**Aim of the task**
Where a line holds "Площадь", copy it.

----

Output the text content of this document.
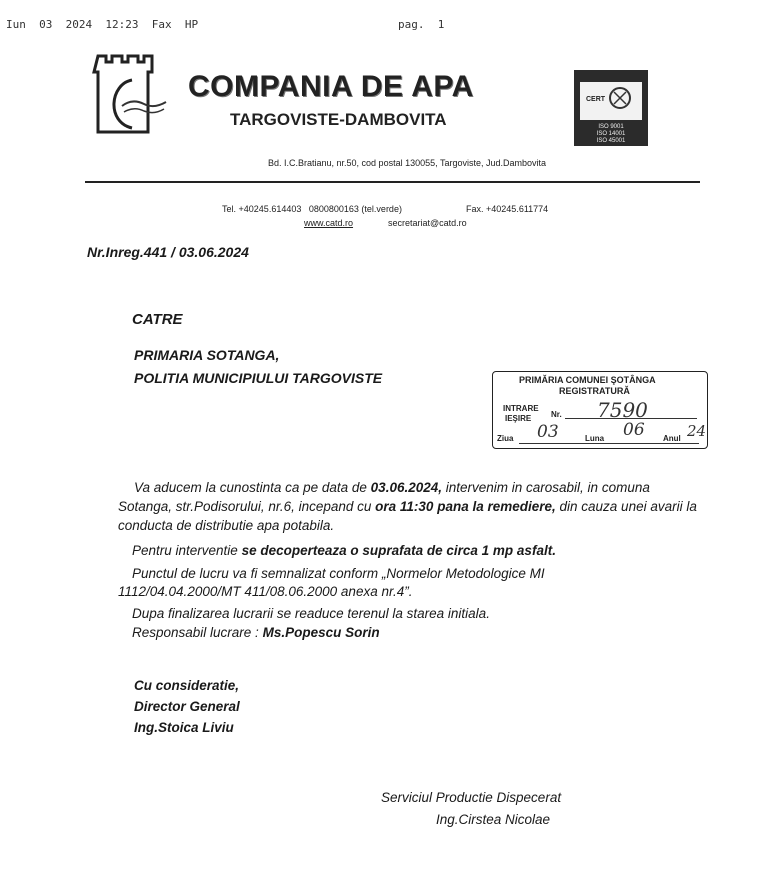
Iun 03 2024 12:23 Fax HP	pag. 1
COMPANIA DE APA
TARGOVISTE-DAMBOVITA
CERT
ISO 9001
ISO 14001
ISO 45001
Bd. I.C.Bratianu, nr.50, cod postal 130055, Targoviste, Jud.Dambovita
Tel. +40245.614403 0800800163 (tel.verde)	Fax. +40245.611774
www.catd.ro	secretariat@catd.ro
Nr.Inreg.441 / 03.06.2024
CATRE
PRIMARIA SOTANGA,
POLITIA MUNICIPIULUI TARGOVISTE	PRIMĂRIA COMUNEI ŞOTÂNGA
REGISTRATURĂ
INTRARE
IEŞIRE Nr. 7590
Ziua 03	Luna 06 Anul 24
Va aducem la cunostinta ca pe data de 03.06.2024, intervenim in carosabil, in comuna Sotanga, str.Podisorului, nr.6, incepand cu ora 11:30 pana la remediere, din cauza unei avarii la conducta de distributie apa potabila.
Pentru interventie se decoperteaza o suprafata de circa 1 mp asfalt.
Punctul de lucru va fi semnalizat conform „Normelor Metodologice MI
1112/04.04.2000/MT 411/08.06.2000 anexa nr.4”.
Dupa finalizarea lucrarii se readuce terenul la starea initiala.
Responsabil lucrare : Ms.Popescu Sorin
Cu consideratie,
Director General
Ing.Stoica Liviu
Serviciul Productie Dispecerat
Ing.Cirstea Nicolae
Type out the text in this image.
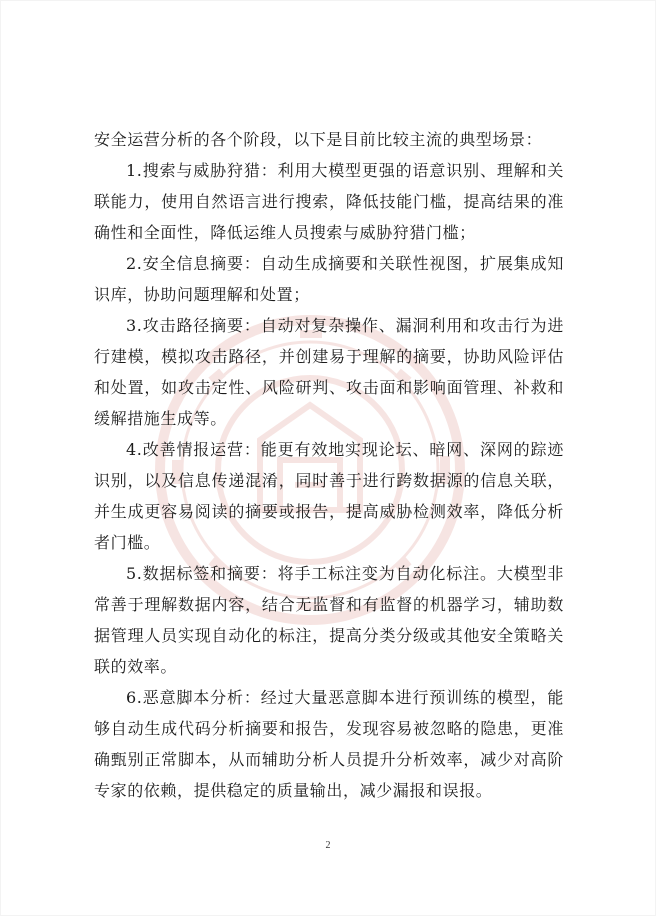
安全运营分析的各个阶段，以下是目前比较主流的典型场景：

1.搜索与威胁狩猎：利用大模型更强的语意识别、理解和关联能力，使用自然语言进行搜索，降低技能门槛，提高结果的准确性和全面性，降低运维人员搜索与威胁狩猎门槛；

2.安全信息摘要：自动生成摘要和关联性视图，扩展集成知识库，协助问题理解和处置；

3.攻击路径摘要：自动对复杂操作、漏洞利用和攻击行为进行建模，模拟攻击路径，并创建易于理解的摘要，协助风险评估和处置，如攻击定性、风险研判、攻击面和影响面管理、补救和缓解措施生成等。

4.改善情报运营：能更有效地实现论坛、暗网、深网的踪迹识别，以及信息传递混淆，同时善于进行跨数据源的信息关联，并生成更容易阅读的摘要或报告，提高威胁检测效率，降低分析者门槛。

5.数据标签和摘要：将手工标注变为自动化标注。大模型非常善于理解数据内容，结合无监督和有监督的机器学习，辅助数据管理人员实现自动化的标注，提高分类分级或其他安全策略关联的效率。

6.恶意脚本分析：经过大量恶意脚本进行预训练的模型，能够自动生成代码分析摘要和报告，发现容易被忽略的隐患，更准确甄别正常脚本，从而辅助分析人员提升分析效率，减少对高阶专家的依赖，提供稳定的质量输出，减少漏报和误报。

2
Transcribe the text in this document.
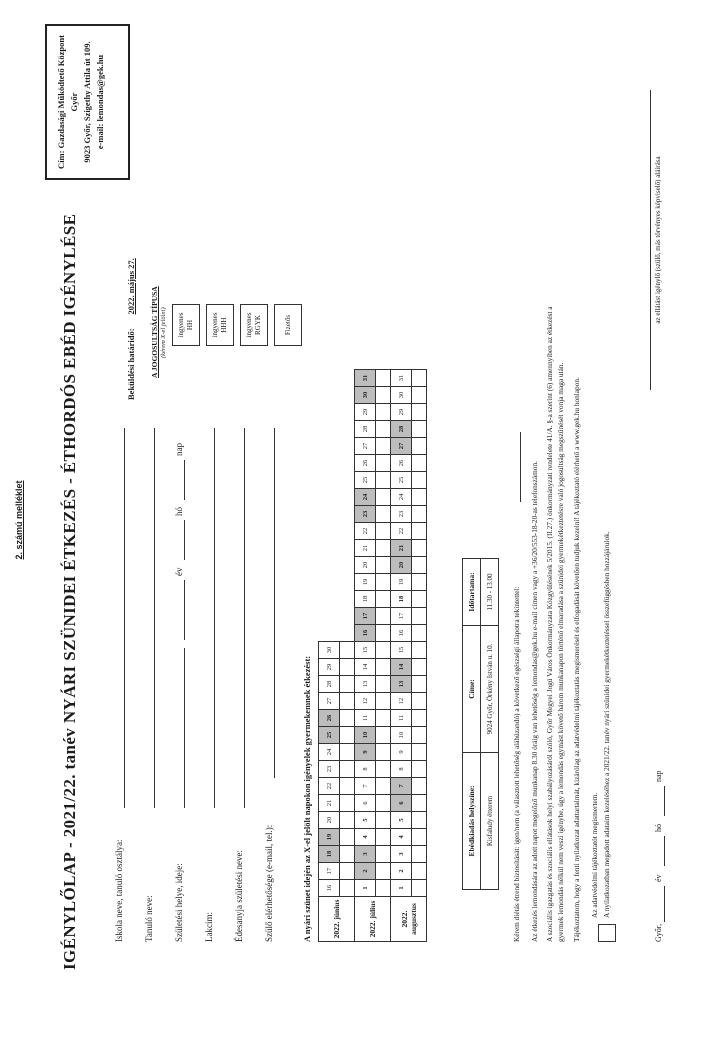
2. számú melléklet IGÉNYLŐLAP - 2021/22. tanév NYÁRI SZÜNIDEI ÉTKEZÉS - ÉTHORDÓS EBÉD IGÉNYLÉSE
Cím: Gazdasági Működtető Központ Győr 9023 Győr, Szigethy Attila út 109. e-mail: lemondas@gek.hu
Iskola neve, tanuló osztálya: Tanuló neve: Születési helye, ideje:
év
hó
nap
Lakcím: Édesanyja születési neve: Szülő elérhetősége (e-mail, tel.):
Beküldési határidő:2022. május 27. A JOGOSULTSÁG TÍPUSA (kérem X-el jelölni) ingyenes HH ingyenes HHH ingyenes RGYK	Fizetős
A nyári szünet idején az X-el jelölt napokon igényelek gyermekemnek étkezést:	2022. június	16	17	18	19	20	21	22	23	24	25	26	27	28	29	30																

2022. július	1	2	3	4	5	6	7	8	9	10	11	12	13	14	15	16	17	18	19	20	21	22	23	24	25	26	27	28	29	30	31

2022. augusztus	1	2	3	4	5	6	7	8	9	10	11	12	13	14	15	16	17	18	19	20	21	22	23	24	25	26	27	28	29	30	31

Ebédkiadás helyszíne:	Címe:	Időtartama:
Kisfaludy étterem	9024 Győr, Örkény István u. 10.	11.30 - 13.00	Kérem diétás étrend biztosítását: igen/nem (a választott lehetőség aláhúzandó) a következő egészségi állapotra tekintettel: Az étkezés lemondására az adott napot megelőző munkanap 8.30 óráig van lehetőség a lemondas@gek.hu e-mail címen vagy a +36/20/553-18-20-as telefonszámon. A szociális igazgatás és szociális ellátások helyi szabályozásáról szóló, Győr Megyei Jogú Város Önkormányzata Közgyűlésének 5/2015. (II.27.) önkormányzati rendelete 41/A. §-a szerint (6) amennyiben az étkezést a gyermek lemondás nélkül nem veszi igénybe, úgy a lemondás egymást követő három munkanapon történő elmaradása a szünidei gyermekétkeztetésre való jogosultság megszűnését vonja maga után. Tájékoztatom, hogy a fenti nyilatkozat adattartalmát, kizárólag az adatvédelmi tájékoztatás megismerését és elfogadását követően tudjuk kezelni! A tájékoztató elérhető a www.gek.hu honlapon. Az adatvédelmi tájékoztatót megismertem. A nyilatkozatban megadott adataim kezeléséhez a 2021/22. tanév nyári szünidei gyermekétkeztetéssel összefüggésben hozzájárulok.
Győr,
év
hó
nap
az ellátást igénylő (szülő, más törvényes képviselő) aláírása
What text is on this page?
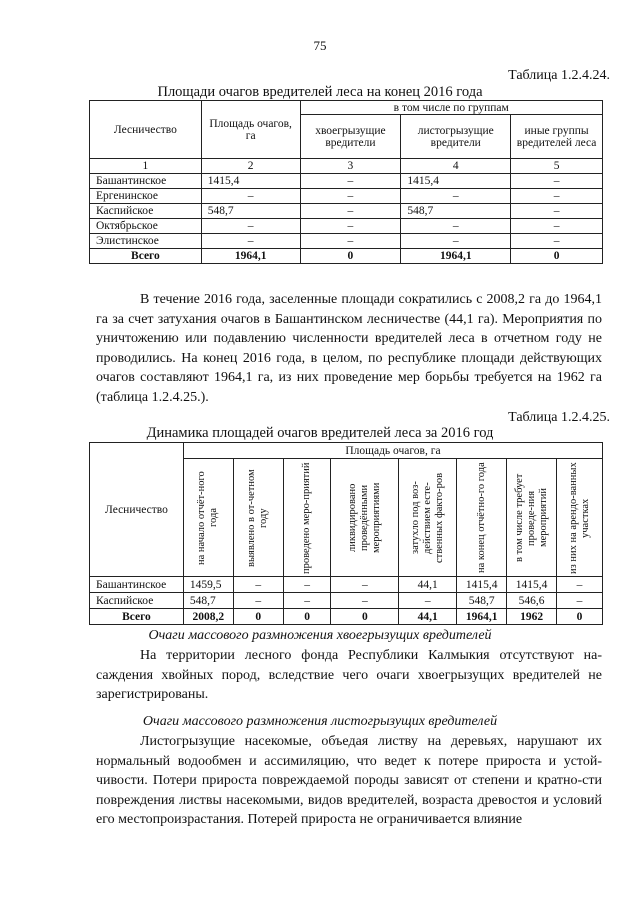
75
Таблица 1.2.4.24.
Площади очагов вредителей леса на конец 2016 года
Лесничество	Площадь очагов, га	в том числе по группам		
		хвоегрызущие вредители	листогрызущие вредители	иные группы вредителей леса
1	2	3	4	5
Башантинское	1415,4	–	1415,4	–
Ергенинское	–	–	–	–
Каспийское	548,7	–	548,7	–
Октябрьское	–	–	–	–
Элистинское	–	–	–	–
Всего	1964,1	0	1964,1	0
В течение 2016 года, заселенные площади сократились с 2008,2 га до 1964,1 га за счет затухания очагов в Башантинском лесничестве (44,1 га). Мероприятия по уничтожению или подавлению численности вредителей леса в отчетном году не проводились. На конец 2016 года, в целом, по республике площади действующих очагов составляют 1964,1 га, из них проведение мер борьбы требуется на 1962 га (таблица 1.2.4.25.).
Таблица 1.2.4.25.
Динамика площадей очагов вредителей леса за 2016 год
Лесничество	Площадь очагов, га							

	на начало отчёт-ного года	выявлено в от-четном году	проведено меро-приятий	ликвидировано проведёнными мероприятиями	затухло под воз-действием есте-ственных факто-ров	на конец отчётно-го года	в том числе требует проведе-ния мероприятий	из них на арендо-ванных участках

Башантинское	1459,5	–	–	–	44,1	1415,4	1415,4	–
Каспийское	548,7	–	–	–	–	548,7	546,6	–
Всего	2008,2	0	0	0	44,1	1964,1	1962	0
Очаги массового размножения хвоегрызущих вредителей
На территории лесного фонда Республики Калмыкия отсутствуют на-саждения хвойных пород, вследствие чего очаги хвоегрызущих вредителей не зарегистрированы.
Очаги массового размножения листогрызущих вредителей
Листогрызущие насекомые, объедая листву на деревьях, нарушают их нормальный водообмен и ассимиляцию, что ведет к потере прироста и устой-чивости. Потери прироста повреждаемой породы зависят от степени и кратно-сти повреждения листвы насекомыми, видов вредителей, возраста древостоя и условий его местопроизрастания. Потерей прироста не ограничивается влияние
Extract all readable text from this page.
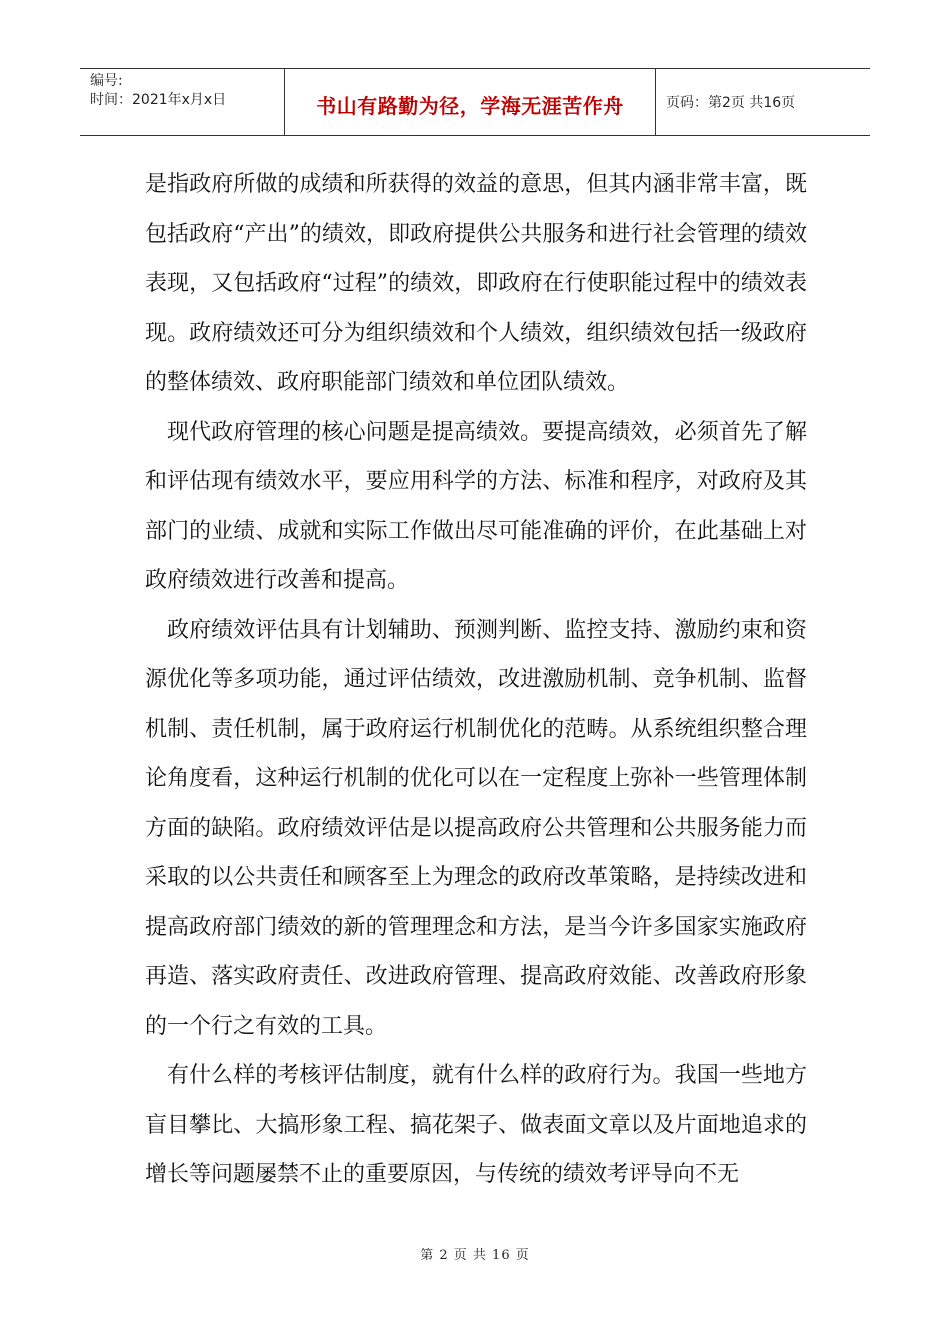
编号:
时间：2021年x月x日	书山有路勤为径，学海无涯苦作舟	页码：第2页 共16页

是指政府所做的成绩和所获得的效益的意思，但其内涵非常丰富，既包括政府“产出”的绩效，即政府提供公共服务和进行社会管理的绩效表现，又包括政府“过程”的绩效，即政府在行使职能过程中的绩效表现。政府绩效还可分为组织绩效和个人绩效，组织绩效包括一级政府的整体绩效、政府职能部门绩效和单位团队绩效。

现代政府管理的核心问题是提高绩效。要提高绩效，必须首先了解和评估现有绩效水平，要应用科学的方法、标准和程序，对政府及其部门的业绩、成就和实际工作做出尽可能准确的评价，在此基础上对政府绩效进行改善和提高。

政府绩效评估具有计划辅助、预测判断、监控支持、激励约束和资源优化等多项功能，通过评估绩效，改进激励机制、竞争机制、监督机制、责任机制，属于政府运行机制优化的范畴。从系统组织整合理论角度看，这种运行机制的优化可以在一定程度上弥补一些管理体制方面的缺陷。政府绩效评估是以提高政府公共管理和公共服务能力而采取的以公共责任和顾客至上为理念的政府改革策略，是持续改进和提高政府部门绩效的新的管理理念和方法，是当今许多国家实施政府再造、落实政府责任、改进政府管理、提高政府效能、改善政府形象的一个行之有效的工具。

有什么样的考核评估制度，就有什么样的政府行为。我国一些地方盲目攀比、大搞形象工程、搞花架子、做表面文章以及片面地追求的增长等问题屡禁不止的重要原因，与传统的绩效考评导向不无

第 2 页 共 16 页
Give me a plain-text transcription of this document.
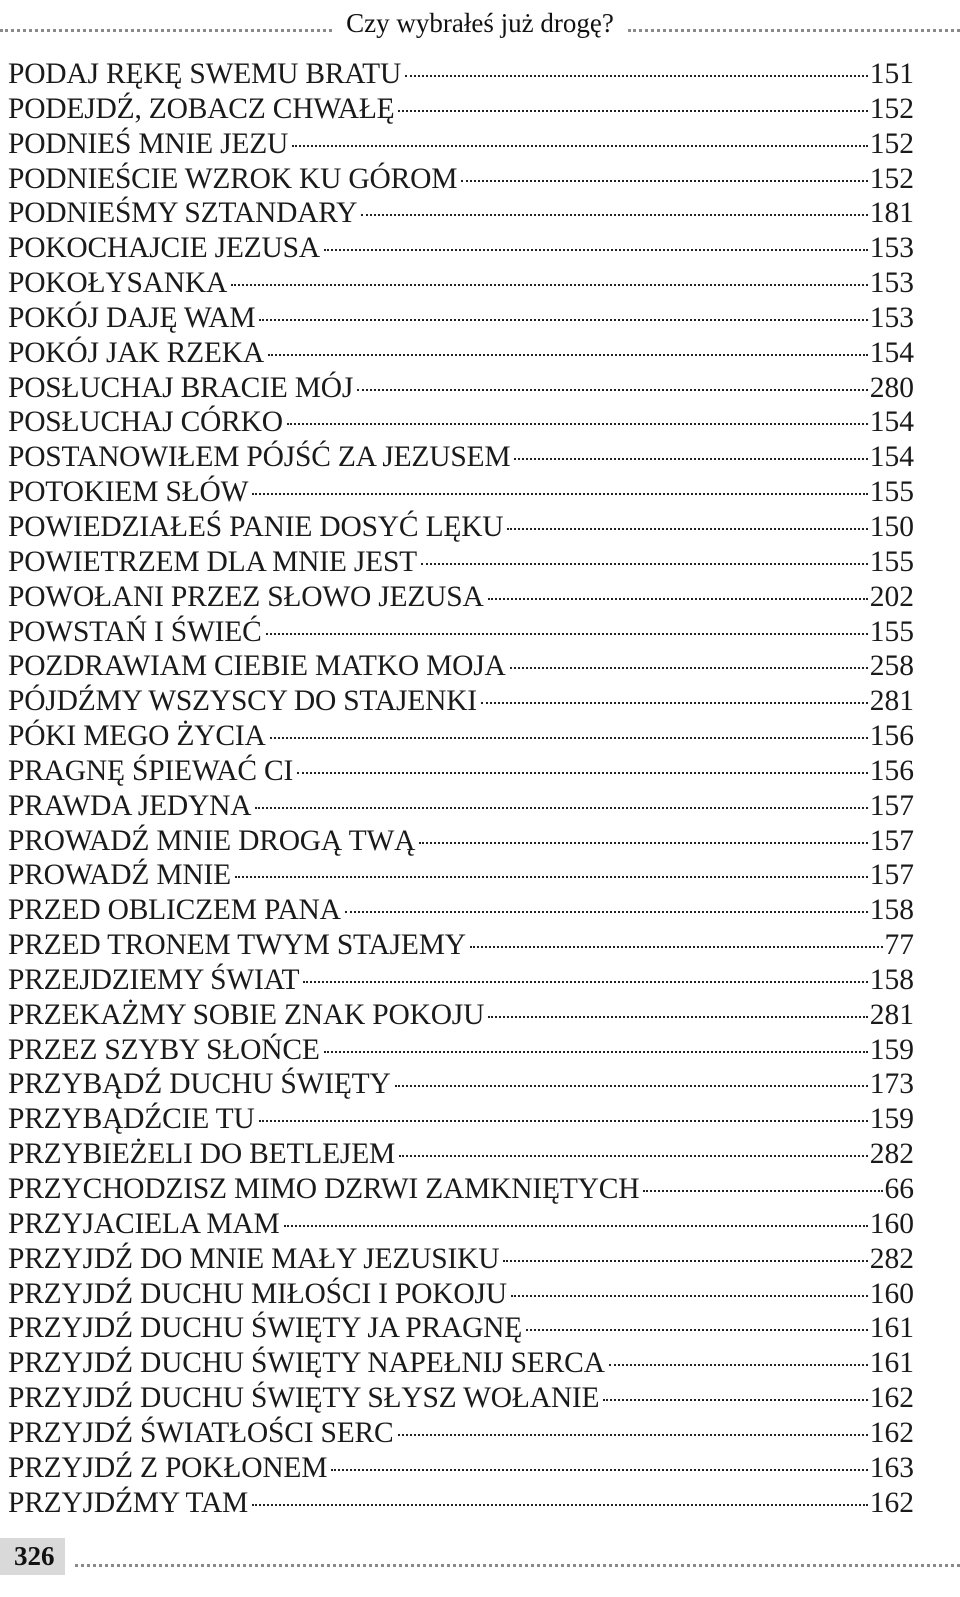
Czy wybrałeś już drogę?
PODAJ RĘKĘ SWEMU BRATU	151
PODEJDŹ, ZOBACZ CHWAŁĘ	152
PODNIEŚ MNIE JEZU	152
PODNIEŚCIE WZROK KU GÓROM	152
PODNIEŚMY SZTANDARY	181
POKOCHAJCIE JEZUSA	153
POKOŁYSANKA	153
POKÓJ DAJĘ WAM	153
POKÓJ JAK RZEKA	154
POSŁUCHAJ BRACIE MÓJ	280
POSŁUCHAJ CÓRKO	154
POSTANOWIŁEM PÓJŚĆ ZA JEZUSEM	154
POTOKIEM SŁÓW	155
POWIEDZIAŁEŚ PANIE DOSYĆ LĘKU	150
POWIETRZEM DLA MNIE JEST	155
POWOŁANI PRZEZ SŁOWO JEZUSA	202
POWSTAŃ I ŚWIEĆ	155
POZDRAWIAM CIEBIE MATKO MOJA	258
PÓJDŹMY WSZYSCY DO STAJENKI	281
PÓKI MEGO ŻYCIA	156
PRAGNĘ ŚPIEWAĆ CI	156
PRAWDA JEDYNA	157
PROWADŹ MNIE DROGĄ TWĄ	157
PROWADŹ MNIE	157
PRZED OBLICZEM PANA	158
PRZED TRONEM TWYM STAJEMY	77
PRZEJDZIEMY ŚWIAT	158
PRZEKAŻMY SOBIE ZNAK POKOJU	281
PRZEZ SZYBY SŁOŃCE	159
PRZYBĄDŹ DUCHU ŚWIĘTY	173
PRZYBĄDŹCIE TU	159
PRZYBIEŻELI DO BETLEJEM	282
PRZYCHODZISZ MIMO DZRWI ZAMKNIĘTYCH	66
PRZYJACIELA MAM	160
PRZYJDŹ DO MNIE MAŁY JEZUSIKU	282
PRZYJDŹ DUCHU MIŁOŚCI I POKOJU	160
PRZYJDŹ DUCHU ŚWIĘTY JA PRAGNĘ	161
PRZYJDŹ DUCHU ŚWIĘTY NAPEŁNIJ SERCA	161
PRZYJDŹ DUCHU ŚWIĘTY SŁYSZ WOŁANIE	162
PRZYJDŹ ŚWIATŁOŚCI SERC	162
PRZYJDŹ Z POKŁONEM	163
PRZYJDŹMY TAM	162
326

----

**Output for this task**
Лесничество	Площадь очагов, га	в том числе по группам		
Лесничество	Площадь очагов, га							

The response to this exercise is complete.